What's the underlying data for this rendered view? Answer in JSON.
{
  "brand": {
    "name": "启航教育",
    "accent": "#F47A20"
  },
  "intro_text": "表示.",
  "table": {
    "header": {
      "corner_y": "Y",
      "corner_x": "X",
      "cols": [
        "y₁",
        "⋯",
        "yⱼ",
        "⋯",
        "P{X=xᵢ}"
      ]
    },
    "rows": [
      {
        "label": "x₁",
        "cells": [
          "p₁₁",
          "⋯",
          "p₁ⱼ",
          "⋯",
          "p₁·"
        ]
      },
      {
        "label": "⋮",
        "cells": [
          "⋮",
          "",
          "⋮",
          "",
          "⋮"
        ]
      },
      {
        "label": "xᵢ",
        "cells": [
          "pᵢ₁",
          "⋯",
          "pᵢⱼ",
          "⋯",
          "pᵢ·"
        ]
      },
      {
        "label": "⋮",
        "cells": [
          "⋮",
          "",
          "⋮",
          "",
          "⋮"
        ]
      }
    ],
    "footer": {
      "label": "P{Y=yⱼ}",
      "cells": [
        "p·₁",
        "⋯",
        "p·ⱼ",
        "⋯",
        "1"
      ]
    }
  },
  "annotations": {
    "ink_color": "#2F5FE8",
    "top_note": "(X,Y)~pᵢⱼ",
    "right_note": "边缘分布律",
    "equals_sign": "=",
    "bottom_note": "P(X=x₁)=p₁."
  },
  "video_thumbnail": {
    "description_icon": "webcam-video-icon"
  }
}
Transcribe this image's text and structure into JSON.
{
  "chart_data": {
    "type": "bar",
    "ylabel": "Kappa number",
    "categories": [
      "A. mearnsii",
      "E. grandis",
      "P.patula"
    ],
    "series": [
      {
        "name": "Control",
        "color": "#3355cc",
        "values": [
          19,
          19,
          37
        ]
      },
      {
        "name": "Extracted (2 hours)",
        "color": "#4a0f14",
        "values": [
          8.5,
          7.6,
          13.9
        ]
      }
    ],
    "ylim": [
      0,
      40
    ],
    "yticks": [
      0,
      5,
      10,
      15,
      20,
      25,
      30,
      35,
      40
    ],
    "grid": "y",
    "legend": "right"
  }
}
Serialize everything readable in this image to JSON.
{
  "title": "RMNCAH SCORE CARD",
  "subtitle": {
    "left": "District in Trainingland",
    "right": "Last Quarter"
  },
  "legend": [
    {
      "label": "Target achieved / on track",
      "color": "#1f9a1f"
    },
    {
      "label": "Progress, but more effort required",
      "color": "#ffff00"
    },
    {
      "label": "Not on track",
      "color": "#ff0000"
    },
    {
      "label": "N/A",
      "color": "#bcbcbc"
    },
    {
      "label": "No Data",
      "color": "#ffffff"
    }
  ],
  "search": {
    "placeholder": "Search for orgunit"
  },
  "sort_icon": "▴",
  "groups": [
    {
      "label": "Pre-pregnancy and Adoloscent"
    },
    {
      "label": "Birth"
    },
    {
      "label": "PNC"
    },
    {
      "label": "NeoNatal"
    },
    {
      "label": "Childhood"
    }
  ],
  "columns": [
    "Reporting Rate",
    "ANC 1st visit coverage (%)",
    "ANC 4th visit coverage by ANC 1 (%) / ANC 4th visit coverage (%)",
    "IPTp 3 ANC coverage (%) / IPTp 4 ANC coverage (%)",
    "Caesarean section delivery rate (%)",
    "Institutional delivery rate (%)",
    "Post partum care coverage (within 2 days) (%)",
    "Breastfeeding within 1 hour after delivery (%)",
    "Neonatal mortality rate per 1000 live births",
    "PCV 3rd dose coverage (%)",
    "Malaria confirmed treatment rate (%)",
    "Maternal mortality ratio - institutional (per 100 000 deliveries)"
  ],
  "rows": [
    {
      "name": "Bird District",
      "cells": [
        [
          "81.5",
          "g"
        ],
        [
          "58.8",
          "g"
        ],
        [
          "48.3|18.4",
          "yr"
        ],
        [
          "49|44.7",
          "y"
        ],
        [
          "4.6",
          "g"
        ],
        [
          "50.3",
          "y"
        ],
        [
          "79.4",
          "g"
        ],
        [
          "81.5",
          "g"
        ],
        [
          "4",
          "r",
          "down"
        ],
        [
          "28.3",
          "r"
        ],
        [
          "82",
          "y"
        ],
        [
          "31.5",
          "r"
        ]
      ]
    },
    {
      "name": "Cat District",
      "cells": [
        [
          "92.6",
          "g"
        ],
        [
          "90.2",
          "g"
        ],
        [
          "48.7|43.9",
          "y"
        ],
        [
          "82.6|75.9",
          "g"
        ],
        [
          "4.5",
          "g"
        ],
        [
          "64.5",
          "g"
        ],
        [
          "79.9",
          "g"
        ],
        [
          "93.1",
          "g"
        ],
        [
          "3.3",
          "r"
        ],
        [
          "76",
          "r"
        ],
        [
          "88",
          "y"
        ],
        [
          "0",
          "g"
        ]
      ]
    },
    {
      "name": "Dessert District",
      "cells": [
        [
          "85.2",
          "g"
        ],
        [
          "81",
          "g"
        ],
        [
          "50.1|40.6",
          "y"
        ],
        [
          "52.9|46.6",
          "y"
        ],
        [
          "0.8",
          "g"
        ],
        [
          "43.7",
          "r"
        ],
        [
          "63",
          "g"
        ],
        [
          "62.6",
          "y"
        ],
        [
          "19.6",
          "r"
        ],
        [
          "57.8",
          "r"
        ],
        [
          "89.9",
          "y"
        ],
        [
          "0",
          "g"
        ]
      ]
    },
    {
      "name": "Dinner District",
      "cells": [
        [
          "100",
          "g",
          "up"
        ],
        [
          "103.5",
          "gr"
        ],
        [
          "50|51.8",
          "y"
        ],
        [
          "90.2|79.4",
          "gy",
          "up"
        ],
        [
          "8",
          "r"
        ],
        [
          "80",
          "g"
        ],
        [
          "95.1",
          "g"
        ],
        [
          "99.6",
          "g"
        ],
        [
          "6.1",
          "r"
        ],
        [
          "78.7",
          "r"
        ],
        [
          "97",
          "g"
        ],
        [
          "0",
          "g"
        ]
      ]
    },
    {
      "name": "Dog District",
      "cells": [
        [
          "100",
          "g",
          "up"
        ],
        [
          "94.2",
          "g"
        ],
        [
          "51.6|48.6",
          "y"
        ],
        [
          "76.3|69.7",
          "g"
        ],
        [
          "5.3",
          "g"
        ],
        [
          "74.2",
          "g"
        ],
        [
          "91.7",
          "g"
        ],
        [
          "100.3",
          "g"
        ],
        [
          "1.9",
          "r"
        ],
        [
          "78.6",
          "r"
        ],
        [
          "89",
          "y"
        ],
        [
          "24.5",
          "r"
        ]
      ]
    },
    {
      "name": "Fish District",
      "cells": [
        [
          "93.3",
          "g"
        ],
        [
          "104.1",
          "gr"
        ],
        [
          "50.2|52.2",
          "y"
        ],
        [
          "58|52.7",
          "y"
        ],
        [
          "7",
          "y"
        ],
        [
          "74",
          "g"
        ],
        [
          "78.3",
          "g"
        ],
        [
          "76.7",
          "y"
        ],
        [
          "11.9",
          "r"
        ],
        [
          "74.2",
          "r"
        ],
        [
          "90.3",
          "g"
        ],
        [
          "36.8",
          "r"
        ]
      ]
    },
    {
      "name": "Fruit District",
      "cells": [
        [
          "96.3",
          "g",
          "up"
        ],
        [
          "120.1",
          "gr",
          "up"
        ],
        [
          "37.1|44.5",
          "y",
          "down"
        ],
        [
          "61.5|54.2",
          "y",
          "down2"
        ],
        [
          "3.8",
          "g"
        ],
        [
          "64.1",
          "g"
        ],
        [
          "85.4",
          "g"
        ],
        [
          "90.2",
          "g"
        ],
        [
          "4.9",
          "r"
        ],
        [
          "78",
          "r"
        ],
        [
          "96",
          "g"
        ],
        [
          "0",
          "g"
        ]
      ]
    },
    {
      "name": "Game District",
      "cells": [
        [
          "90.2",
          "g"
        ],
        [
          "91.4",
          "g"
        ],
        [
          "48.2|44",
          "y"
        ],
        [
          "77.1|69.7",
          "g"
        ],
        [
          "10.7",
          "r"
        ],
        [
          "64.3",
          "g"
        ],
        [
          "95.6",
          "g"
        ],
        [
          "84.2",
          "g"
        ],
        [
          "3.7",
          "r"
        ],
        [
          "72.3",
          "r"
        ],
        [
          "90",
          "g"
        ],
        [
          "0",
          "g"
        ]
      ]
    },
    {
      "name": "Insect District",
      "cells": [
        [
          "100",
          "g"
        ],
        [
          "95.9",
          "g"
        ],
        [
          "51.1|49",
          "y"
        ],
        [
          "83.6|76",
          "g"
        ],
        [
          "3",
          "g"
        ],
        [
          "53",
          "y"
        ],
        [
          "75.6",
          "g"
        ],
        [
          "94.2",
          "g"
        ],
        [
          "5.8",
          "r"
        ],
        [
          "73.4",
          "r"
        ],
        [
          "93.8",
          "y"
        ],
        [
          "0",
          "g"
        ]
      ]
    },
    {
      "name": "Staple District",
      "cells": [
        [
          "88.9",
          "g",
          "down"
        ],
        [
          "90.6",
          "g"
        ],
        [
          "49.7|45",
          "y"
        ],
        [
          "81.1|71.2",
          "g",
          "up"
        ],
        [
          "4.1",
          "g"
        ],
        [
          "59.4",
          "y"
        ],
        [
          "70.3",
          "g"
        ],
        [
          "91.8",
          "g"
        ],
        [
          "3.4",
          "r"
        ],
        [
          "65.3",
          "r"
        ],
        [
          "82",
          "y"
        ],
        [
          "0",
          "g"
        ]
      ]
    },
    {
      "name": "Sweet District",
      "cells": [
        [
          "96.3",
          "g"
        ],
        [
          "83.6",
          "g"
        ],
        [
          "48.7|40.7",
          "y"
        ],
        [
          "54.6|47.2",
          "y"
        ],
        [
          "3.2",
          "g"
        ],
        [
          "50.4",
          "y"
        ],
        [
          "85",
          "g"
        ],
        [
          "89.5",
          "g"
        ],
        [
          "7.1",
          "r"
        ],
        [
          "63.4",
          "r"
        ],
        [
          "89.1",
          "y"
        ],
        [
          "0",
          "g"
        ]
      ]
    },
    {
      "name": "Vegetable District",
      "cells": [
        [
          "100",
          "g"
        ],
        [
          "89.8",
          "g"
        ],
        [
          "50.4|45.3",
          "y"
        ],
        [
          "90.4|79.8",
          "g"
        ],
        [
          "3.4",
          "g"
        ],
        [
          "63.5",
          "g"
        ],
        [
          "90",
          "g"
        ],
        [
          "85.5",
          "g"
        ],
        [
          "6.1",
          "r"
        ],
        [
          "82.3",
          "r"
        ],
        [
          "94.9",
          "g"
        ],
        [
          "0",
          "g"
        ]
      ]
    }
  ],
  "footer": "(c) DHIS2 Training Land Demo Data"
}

■ TASK OBJECTIVE ■
The answer is one number: how many lines of the material above contain "mortality".

■ RESULT ■
2